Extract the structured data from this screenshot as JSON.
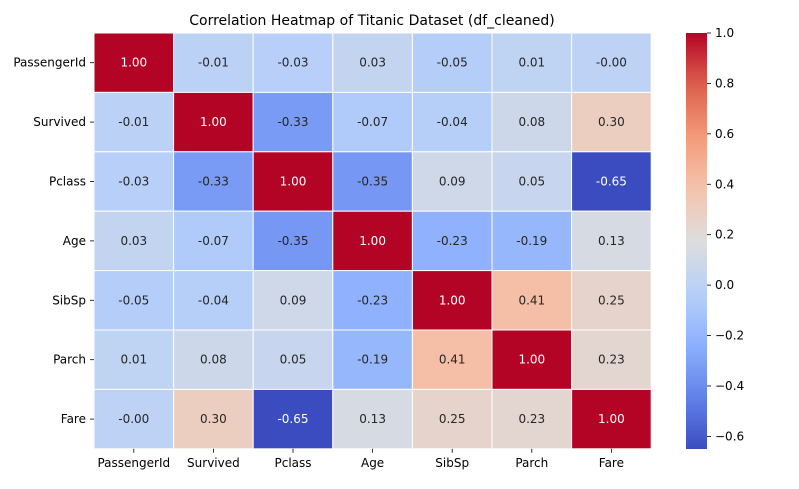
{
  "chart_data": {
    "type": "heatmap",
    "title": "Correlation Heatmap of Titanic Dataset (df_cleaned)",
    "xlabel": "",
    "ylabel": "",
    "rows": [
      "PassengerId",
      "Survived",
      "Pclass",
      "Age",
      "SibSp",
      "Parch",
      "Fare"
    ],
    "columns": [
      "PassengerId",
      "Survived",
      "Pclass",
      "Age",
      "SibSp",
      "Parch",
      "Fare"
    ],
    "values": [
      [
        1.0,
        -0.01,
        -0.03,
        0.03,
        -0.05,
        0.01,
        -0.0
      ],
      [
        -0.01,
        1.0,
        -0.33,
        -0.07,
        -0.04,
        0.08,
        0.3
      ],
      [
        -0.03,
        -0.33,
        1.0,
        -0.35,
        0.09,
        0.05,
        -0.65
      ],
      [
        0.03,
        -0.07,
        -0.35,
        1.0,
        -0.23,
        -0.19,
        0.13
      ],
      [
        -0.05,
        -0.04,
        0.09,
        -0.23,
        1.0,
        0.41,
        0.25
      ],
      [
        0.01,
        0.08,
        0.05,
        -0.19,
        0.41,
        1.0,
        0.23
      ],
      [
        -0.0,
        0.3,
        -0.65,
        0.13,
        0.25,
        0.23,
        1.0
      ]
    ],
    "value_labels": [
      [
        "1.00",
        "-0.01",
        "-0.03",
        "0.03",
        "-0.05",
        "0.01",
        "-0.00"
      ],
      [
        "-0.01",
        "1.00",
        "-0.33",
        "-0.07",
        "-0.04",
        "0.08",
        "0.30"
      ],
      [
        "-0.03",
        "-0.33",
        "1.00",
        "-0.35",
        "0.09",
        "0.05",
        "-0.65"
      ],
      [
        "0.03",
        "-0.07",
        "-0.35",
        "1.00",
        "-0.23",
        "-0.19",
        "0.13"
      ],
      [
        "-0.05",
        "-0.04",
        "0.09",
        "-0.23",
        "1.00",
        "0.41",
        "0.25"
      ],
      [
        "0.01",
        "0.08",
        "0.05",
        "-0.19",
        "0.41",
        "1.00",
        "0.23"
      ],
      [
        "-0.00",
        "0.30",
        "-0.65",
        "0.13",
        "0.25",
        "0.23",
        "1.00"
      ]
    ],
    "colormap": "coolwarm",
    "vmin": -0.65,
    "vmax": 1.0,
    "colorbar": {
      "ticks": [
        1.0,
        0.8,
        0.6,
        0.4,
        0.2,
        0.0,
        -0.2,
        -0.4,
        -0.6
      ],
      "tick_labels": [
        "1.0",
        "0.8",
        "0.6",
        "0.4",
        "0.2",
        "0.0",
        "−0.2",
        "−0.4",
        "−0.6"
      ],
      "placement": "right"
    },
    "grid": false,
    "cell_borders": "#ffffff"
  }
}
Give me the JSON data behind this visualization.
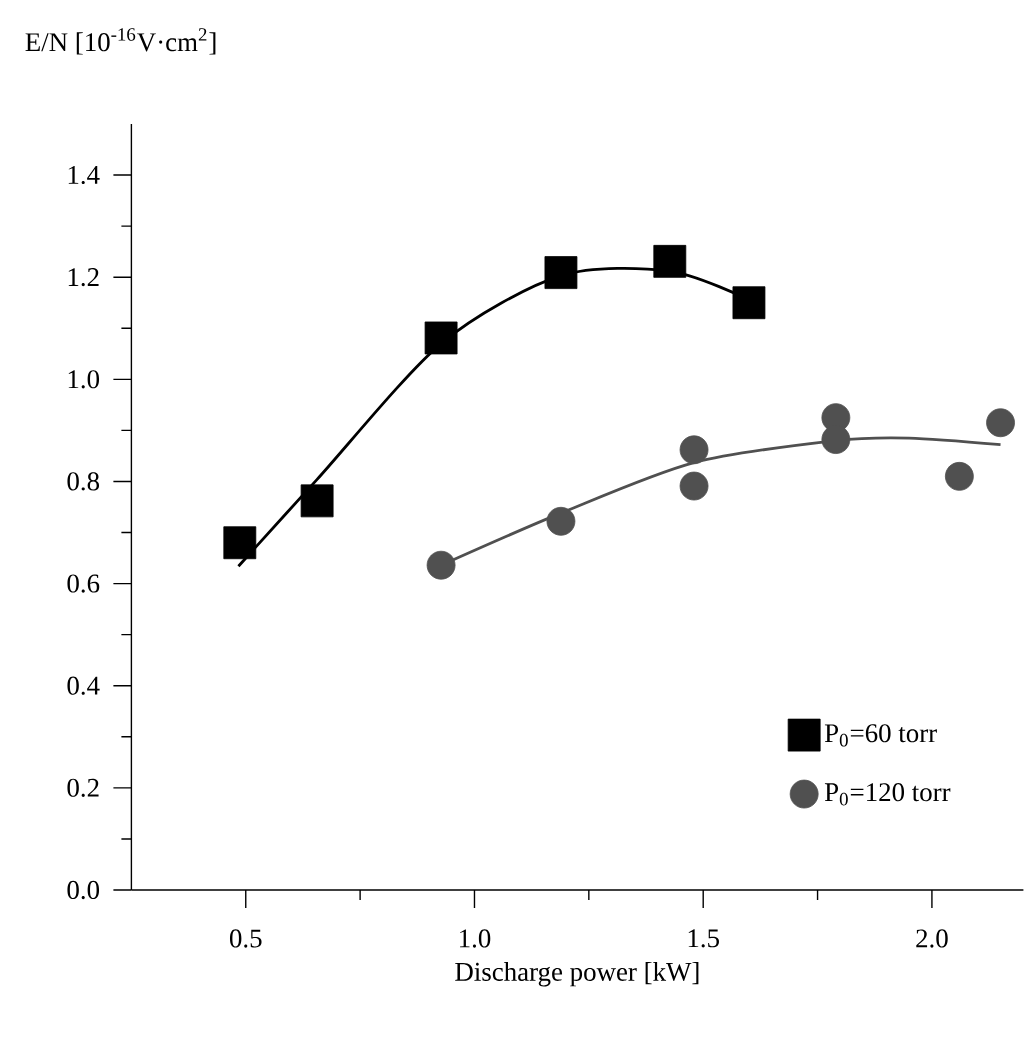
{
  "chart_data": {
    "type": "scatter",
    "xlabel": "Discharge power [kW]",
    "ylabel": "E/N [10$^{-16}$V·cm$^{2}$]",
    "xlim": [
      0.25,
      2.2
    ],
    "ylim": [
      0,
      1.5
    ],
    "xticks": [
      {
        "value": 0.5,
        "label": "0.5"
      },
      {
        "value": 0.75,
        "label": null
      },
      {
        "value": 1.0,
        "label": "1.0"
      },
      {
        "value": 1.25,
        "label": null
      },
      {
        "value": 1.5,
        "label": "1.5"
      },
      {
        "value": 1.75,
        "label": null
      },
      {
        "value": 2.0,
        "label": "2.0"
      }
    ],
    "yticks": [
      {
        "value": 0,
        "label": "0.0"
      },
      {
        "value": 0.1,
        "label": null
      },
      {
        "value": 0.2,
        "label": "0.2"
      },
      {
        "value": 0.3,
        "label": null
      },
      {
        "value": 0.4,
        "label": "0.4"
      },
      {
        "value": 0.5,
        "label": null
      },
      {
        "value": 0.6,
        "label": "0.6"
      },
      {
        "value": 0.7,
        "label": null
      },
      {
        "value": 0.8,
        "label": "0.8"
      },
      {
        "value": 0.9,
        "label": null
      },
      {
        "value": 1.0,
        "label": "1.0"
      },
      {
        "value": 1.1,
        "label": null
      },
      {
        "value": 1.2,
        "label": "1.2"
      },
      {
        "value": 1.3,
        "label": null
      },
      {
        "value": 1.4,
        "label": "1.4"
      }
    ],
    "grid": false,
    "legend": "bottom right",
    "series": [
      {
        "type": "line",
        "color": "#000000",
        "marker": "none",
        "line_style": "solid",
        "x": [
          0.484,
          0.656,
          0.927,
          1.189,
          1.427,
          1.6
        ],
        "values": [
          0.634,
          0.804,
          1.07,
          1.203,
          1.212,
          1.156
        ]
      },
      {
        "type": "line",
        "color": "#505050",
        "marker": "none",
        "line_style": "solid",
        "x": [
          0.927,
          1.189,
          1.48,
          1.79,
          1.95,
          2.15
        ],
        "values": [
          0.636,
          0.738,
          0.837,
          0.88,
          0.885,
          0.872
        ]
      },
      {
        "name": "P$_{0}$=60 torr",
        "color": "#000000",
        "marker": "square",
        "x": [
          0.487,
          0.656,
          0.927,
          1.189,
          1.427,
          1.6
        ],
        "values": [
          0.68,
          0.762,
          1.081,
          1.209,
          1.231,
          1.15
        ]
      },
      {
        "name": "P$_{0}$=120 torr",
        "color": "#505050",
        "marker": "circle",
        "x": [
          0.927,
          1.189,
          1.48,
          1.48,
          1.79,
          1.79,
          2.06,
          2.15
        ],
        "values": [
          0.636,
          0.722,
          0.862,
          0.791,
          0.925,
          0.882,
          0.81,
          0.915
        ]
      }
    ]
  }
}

++++

*SET PROBLEM*: Collect, from the material above, every line containing the word "this".

*THE SOLUTION*:
Extract the structured data from this screenshot as JSON.
Give me the JSON data behind this visualization.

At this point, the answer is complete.